DIRECTION :: Wherever the word "triangle" turns up in a line of the entries, copy that line.

[Structured figure records]
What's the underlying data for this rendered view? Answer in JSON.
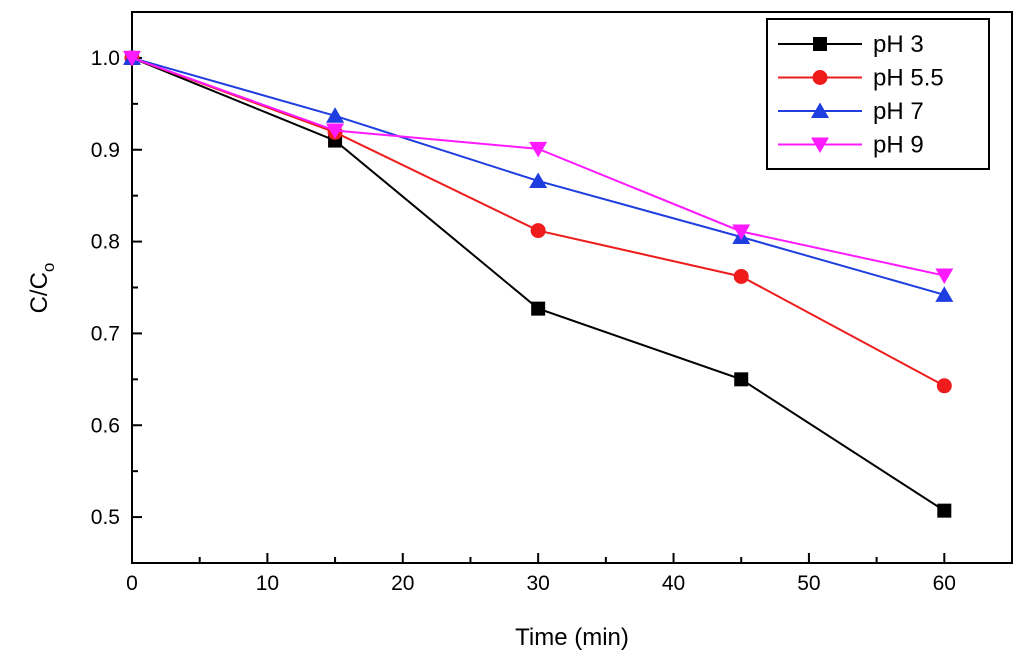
{
  "chart_data": {
    "type": "line",
    "title": "",
    "xlabel": "Time (min)",
    "ylabel": {
      "main": "C/C",
      "sub": "o"
    },
    "xlim": [
      0,
      65
    ],
    "ylim": [
      0.45,
      1.05
    ],
    "xticks": [
      0,
      10,
      20,
      30,
      40,
      50,
      60
    ],
    "yticks": [
      0.5,
      0.6,
      0.7,
      0.8,
      0.9,
      1.0
    ],
    "xtick_labels": [
      "0",
      "10",
      "20",
      "30",
      "40",
      "50",
      "60"
    ],
    "ytick_labels": [
      "0.5",
      "0.6",
      "0.7",
      "0.8",
      "0.9",
      "1.0"
    ],
    "grid": false,
    "legend_position": "top-right",
    "x": [
      0,
      15,
      30,
      45,
      60
    ],
    "series": [
      {
        "name": "pH 3",
        "color": "#000000",
        "marker": "square",
        "values": [
          1.0,
          0.91,
          0.727,
          0.65,
          0.507
        ]
      },
      {
        "name": "pH 5.5",
        "color": "#ee1c1c",
        "marker": "circle",
        "values": [
          1.0,
          0.919,
          0.812,
          0.762,
          0.643
        ]
      },
      {
        "name": "pH 7",
        "color": "#1f3ee0",
        "marker": "triangle-up",
        "values": [
          1.0,
          0.937,
          0.866,
          0.805,
          0.742
        ]
      },
      {
        "name": "pH 9",
        "color": "#ff1aff",
        "marker": "triangle-down",
        "values": [
          1.0,
          0.921,
          0.901,
          0.811,
          0.763
        ]
      }
    ]
  }
}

ANSWER TO THIS EXERCISE ::
        "marker": "triangle-up",
        "marker": "triangle-down",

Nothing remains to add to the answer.